**Figure data in JSON:**
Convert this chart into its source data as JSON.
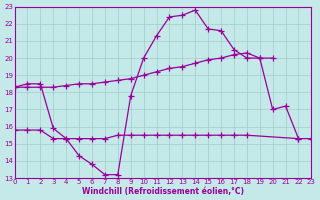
{
  "background_color": "#c5e8e8",
  "grid_color": "#a0cccc",
  "line_color": "#990099",
  "xlabel": "Windchill (Refroidissement éolien,°C)",
  "xlim": [
    0,
    23
  ],
  "ylim": [
    13,
    23
  ],
  "xticks": [
    0,
    1,
    2,
    3,
    4,
    5,
    6,
    7,
    8,
    9,
    10,
    11,
    12,
    13,
    14,
    15,
    16,
    17,
    18,
    19,
    20,
    21,
    22,
    23
  ],
  "yticks": [
    13,
    14,
    15,
    16,
    17,
    18,
    19,
    20,
    21,
    22,
    23
  ],
  "curve1_x": [
    0,
    1,
    2,
    3,
    4,
    5,
    6,
    7,
    8,
    9,
    10,
    11,
    12,
    13,
    14,
    15,
    16,
    17,
    18,
    19,
    20,
    21,
    22
  ],
  "curve1_y": [
    18.3,
    18.5,
    18.5,
    15.9,
    15.3,
    14.3,
    13.8,
    13.2,
    13.2,
    17.8,
    20.0,
    21.3,
    22.4,
    22.5,
    22.8,
    21.7,
    21.6,
    20.5,
    20.0,
    20.0,
    17.0,
    17.2,
    15.3
  ],
  "curve2_x": [
    0,
    1,
    2,
    3,
    4,
    5,
    6,
    7,
    8,
    9,
    10,
    11,
    12,
    13,
    14,
    15,
    16,
    17,
    18,
    19,
    20
  ],
  "curve2_y": [
    18.3,
    18.3,
    18.3,
    18.3,
    18.4,
    18.5,
    18.5,
    18.6,
    18.7,
    18.8,
    19.0,
    19.2,
    19.4,
    19.5,
    19.7,
    19.9,
    20.0,
    20.2,
    20.3,
    20.0,
    20.0
  ],
  "curve3_x": [
    0,
    1,
    2,
    3,
    4,
    5,
    6,
    7,
    8,
    9,
    10,
    11,
    12,
    13,
    14,
    15,
    16,
    17,
    18,
    22,
    23
  ],
  "curve3_y": [
    15.8,
    15.8,
    15.8,
    15.3,
    15.3,
    15.3,
    15.3,
    15.3,
    15.5,
    15.5,
    15.5,
    15.5,
    15.5,
    15.5,
    15.5,
    15.5,
    15.5,
    15.5,
    15.5,
    15.3,
    15.3
  ]
}
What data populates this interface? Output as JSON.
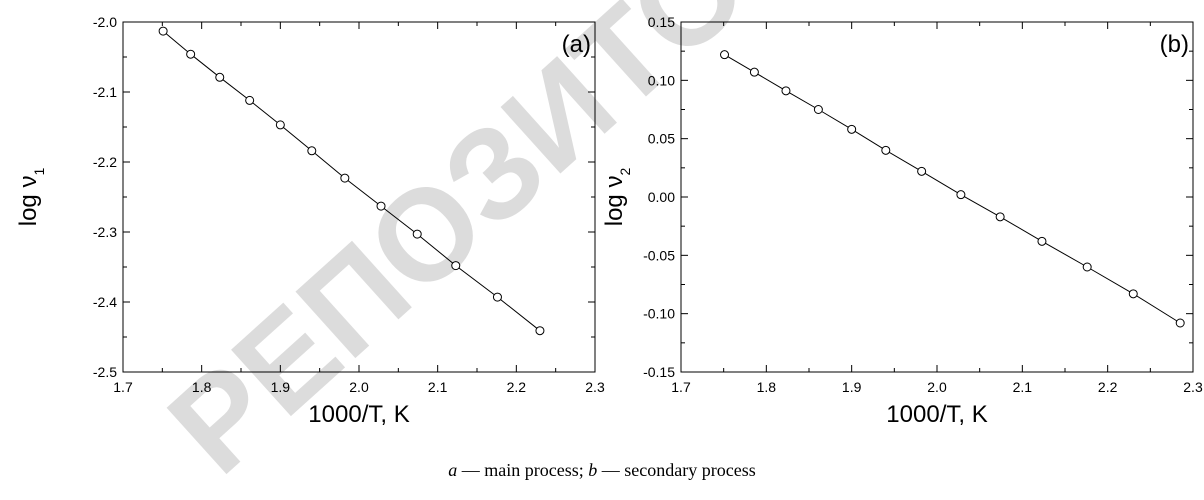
{
  "chart_data": [
    {
      "type": "line",
      "panel_label": "(a)",
      "xlabel": "1000/T, K",
      "ylabel": "log ν",
      "ylabel_subscript": "1",
      "xlim": [
        1.7,
        2.3
      ],
      "ylim": [
        -2.5,
        -2.0
      ],
      "x_ticks": [
        "1.7",
        "1.8",
        "1.9",
        "2.0",
        "2.1",
        "2.2",
        "2.3"
      ],
      "y_ticks": [
        "-2.0",
        "-2.1",
        "-2.2",
        "-2.3",
        "-2.4",
        "-2.5"
      ],
      "grid": false,
      "series": [
        {
          "marker": "open-circle",
          "color": "#000000",
          "x": [
            1.751,
            1.786,
            1.823,
            1.861,
            1.9,
            1.94,
            1.982,
            2.028,
            2.074,
            2.123,
            2.176,
            2.23
          ],
          "y": [
            -2.013,
            -2.046,
            -2.079,
            -2.112,
            -2.147,
            -2.184,
            -2.223,
            -2.263,
            -2.303,
            -2.348,
            -2.393,
            -2.441
          ]
        }
      ]
    },
    {
      "type": "line",
      "panel_label": "(b)",
      "xlabel": "1000/T, K",
      "ylabel": "log ν",
      "ylabel_subscript": "2",
      "xlim": [
        1.7,
        2.3
      ],
      "ylim": [
        -0.15,
        0.15
      ],
      "x_ticks": [
        "1.7",
        "1.8",
        "1.9",
        "2.0",
        "2.1",
        "2.2",
        "2.3"
      ],
      "y_ticks": [
        "0.15",
        "0.10",
        "0.05",
        "0.00",
        "-0.05",
        "-0.10",
        "-0.15"
      ],
      "grid": false,
      "series": [
        {
          "marker": "open-circle",
          "color": "#000000",
          "x": [
            1.751,
            1.786,
            1.823,
            1.861,
            1.9,
            1.94,
            1.982,
            2.028,
            2.074,
            2.123,
            2.176,
            2.23,
            2.285
          ],
          "y": [
            0.122,
            0.107,
            0.091,
            0.075,
            0.058,
            0.04,
            0.022,
            0.002,
            -0.017,
            -0.038,
            -0.06,
            -0.083,
            -0.108
          ]
        }
      ]
    }
  ],
  "caption": {
    "a_letter": "a",
    "a_text": " — main process; ",
    "b_letter": "b",
    "b_text": " — secondary process"
  },
  "watermark": {
    "text": "РЕПОЗИТОРИЙ",
    "color": "#d0d0d0"
  }
}
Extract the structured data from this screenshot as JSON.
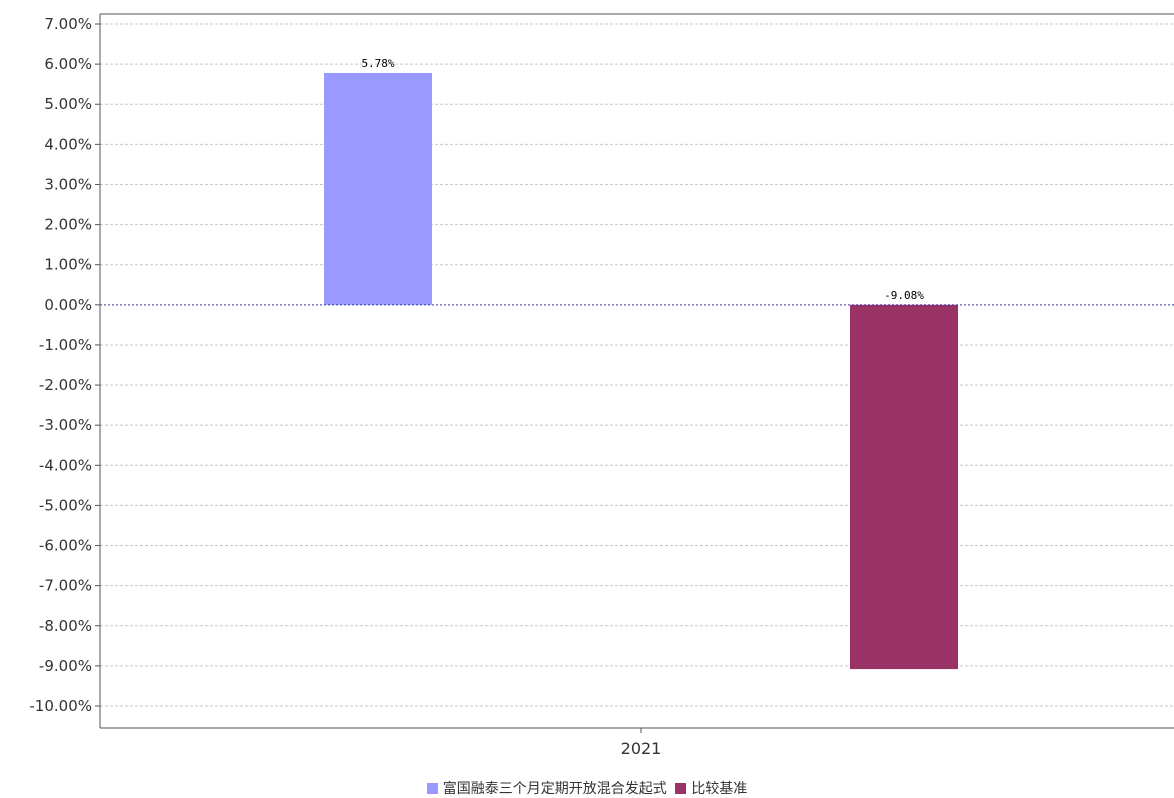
{
  "chart_data": {
    "type": "bar",
    "categories": [
      "2021"
    ],
    "series": [
      {
        "name": "富国融泰三个月定期开放混合发起式",
        "values": [
          5.78
        ],
        "color": "#9999ff",
        "label": "5.78%"
      },
      {
        "name": "比较基准",
        "values": [
          -9.08
        ],
        "color": "#993366",
        "label": "-9.08%"
      }
    ],
    "ylim": [
      -10,
      7
    ],
    "yticks": [
      7,
      6,
      5,
      4,
      3,
      2,
      1,
      0,
      -1,
      -2,
      -3,
      -4,
      -5,
      -6,
      -7,
      -8,
      -9,
      -10
    ],
    "ytick_labels": [
      "7.00%",
      "6.00%",
      "5.00%",
      "4.00%",
      "3.00%",
      "2.00%",
      "1.00%",
      "0.00%",
      "-1.00%",
      "-2.00%",
      "-3.00%",
      "-4.00%",
      "-5.00%",
      "-6.00%",
      "-7.00%",
      "-8.00%",
      "-9.00%",
      "-10.00%"
    ],
    "grid": true,
    "legend_position": "bottom",
    "title": "",
    "xlabel": "",
    "ylabel": ""
  }
}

**WHAT YOU HAVE TO DO:** Using the material above, return every line exactly as it appears, minus the pictures.

**RESULT FOR THIS TASK:**
Convert this chart into its source data as JSON.
{
  "background_color": "#c5e8e8",
  "grid_color": "#a0cccc",
  "line_color": "#990099",
  "xlabel": "Windchill (Refroidissement éolien,°C)",
  "xlim": [
    0,
    23
  ],
  "ylim": [
    13,
    23
  ],
  "xticks": [
    0,
    1,
    2,
    3,
    4,
    5,
    6,
    7,
    8,
    9,
    10,
    11,
    12,
    13,
    14,
    15,
    16,
    17,
    18,
    19,
    20,
    21,
    22,
    23
  ],
  "yticks": [
    13,
    14,
    15,
    16,
    17,
    18,
    19,
    20,
    21,
    22,
    23
  ],
  "curve1_x": [
    0,
    1,
    2,
    3,
    4,
    5,
    6,
    7,
    8,
    9,
    10,
    11,
    12,
    13,
    14,
    15,
    16,
    17,
    18,
    19,
    20,
    21,
    22
  ],
  "curve1_y": [
    18.3,
    18.5,
    18.5,
    15.9,
    15.3,
    14.3,
    13.8,
    13.2,
    13.2,
    17.8,
    20.0,
    21.3,
    22.4,
    22.5,
    22.8,
    21.7,
    21.6,
    20.5,
    20.0,
    20.0,
    17.0,
    17.2,
    15.3
  ],
  "curve2_x": [
    0,
    1,
    2,
    3,
    4,
    5,
    6,
    7,
    8,
    9,
    10,
    11,
    12,
    13,
    14,
    15,
    16,
    17,
    18,
    19,
    20
  ],
  "curve2_y": [
    18.3,
    18.3,
    18.3,
    18.3,
    18.4,
    18.5,
    18.5,
    18.6,
    18.7,
    18.8,
    19.0,
    19.2,
    19.4,
    19.5,
    19.7,
    19.9,
    20.0,
    20.2,
    20.3,
    20.0,
    20.0
  ],
  "curve3_x": [
    0,
    1,
    2,
    3,
    4,
    5,
    6,
    7,
    8,
    9,
    10,
    11,
    12,
    13,
    14,
    15,
    16,
    17,
    18,
    22,
    23
  ],
  "curve3_y": [
    15.8,
    15.8,
    15.8,
    15.3,
    15.3,
    15.3,
    15.3,
    15.3,
    15.5,
    15.5,
    15.5,
    15.5,
    15.5,
    15.5,
    15.5,
    15.5,
    15.5,
    15.5,
    15.5,
    15.3,
    15.3
  ]
}
What data populates this interface? Output as JSON.
{
  "chart_data": [
    {
      "type": "line",
      "panel_label": "(a)",
      "xlabel": "1000/T, K",
      "ylabel": "log ν",
      "ylabel_subscript": "1",
      "xlim": [
        1.7,
        2.3
      ],
      "ylim": [
        -2.5,
        -2.0
      ],
      "x_ticks": [
        "1.7",
        "1.8",
        "1.9",
        "2.0",
        "2.1",
        "2.2",
        "2.3"
      ],
      "y_ticks": [
        "-2.0",
        "-2.1",
        "-2.2",
        "-2.3",
        "-2.4",
        "-2.5"
      ],
      "grid": false,
      "series": [
        {
          "marker": "open-circle",
          "color": "#000000",
          "x": [
            1.751,
            1.786,
            1.823,
            1.861,
            1.9,
            1.94,
            1.982,
            2.028,
            2.074,
            2.123,
            2.176,
            2.23
          ],
          "y": [
            -2.013,
            -2.046,
            -2.079,
            -2.112,
            -2.147,
            -2.184,
            -2.223,
            -2.263,
            -2.303,
            -2.348,
            -2.393,
            -2.441
          ]
        }
      ]
    },
    {
      "type": "line",
      "panel_label": "(b)",
      "xlabel": "1000/T, K",
      "ylabel": "log ν",
      "ylabel_subscript": "2",
      "xlim": [
        1.7,
        2.3
      ],
      "ylim": [
        -0.15,
        0.15
      ],
      "x_ticks": [
        "1.7",
        "1.8",
        "1.9",
        "2.0",
        "2.1",
        "2.2",
        "2.3"
      ],
      "y_ticks": [
        "0.15",
        "0.10",
        "0.05",
        "0.00",
        "-0.05",
        "-0.10",
        "-0.15"
      ],
      "grid": false,
      "series": [
        {
          "marker": "open-circle",
          "color": "#000000",
          "x": [
            1.751,
            1.786,
            1.823,
            1.861,
            1.9,
            1.94,
            1.982,
            2.028,
            2.074,
            2.123,
            2.176,
            2.23,
            2.285
          ],
          "y": [
            0.122,
            0.107,
            0.091,
            0.075,
            0.058,
            0.04,
            0.022,
            0.002,
            -0.017,
            -0.038,
            -0.06,
            -0.083,
            -0.108
          ]
        }
      ]
    }
  ],
  "caption": {
    "a_letter": "a",
    "a_text": " — main process; ",
    "b_letter": "b",
    "b_text": " — secondary process"
  },
  "watermark": {
    "text": "РЕПОЗИТОРИЙ",
    "color": "#d0d0d0"
  }
}
Extract the structured data from this screenshot as JSON.
{
  "chart_data": {
    "type": "bar",
    "categories": [
      "2021"
    ],
    "series": [
      {
        "name": "富国融泰三个月定期开放混合发起式",
        "values": [
          5.78
        ],
        "color": "#9999ff",
        "label": "5.78%"
      },
      {
        "name": "比较基准",
        "values": [
          -9.08
        ],
        "color": "#993366",
        "label": "-9.08%"
      }
    ],
    "ylim": [
      -10,
      7
    ],
    "yticks": [
      7,
      6,
      5,
      4,
      3,
      2,
      1,
      0,
      -1,
      -2,
      -3,
      -4,
      -5,
      -6,
      -7,
      -8,
      -9,
      -10
    ],
    "ytick_labels": [
      "7.00%",
      "6.00%",
      "5.00%",
      "4.00%",
      "3.00%",
      "2.00%",
      "1.00%",
      "0.00%",
      "-1.00%",
      "-2.00%",
      "-3.00%",
      "-4.00%",
      "-5.00%",
      "-6.00%",
      "-7.00%",
      "-8.00%",
      "-9.00%",
      "-10.00%"
    ],
    "grid": true,
    "legend_position": "bottom",
    "title": "",
    "xlabel": "",
    "ylabel": ""
  }
}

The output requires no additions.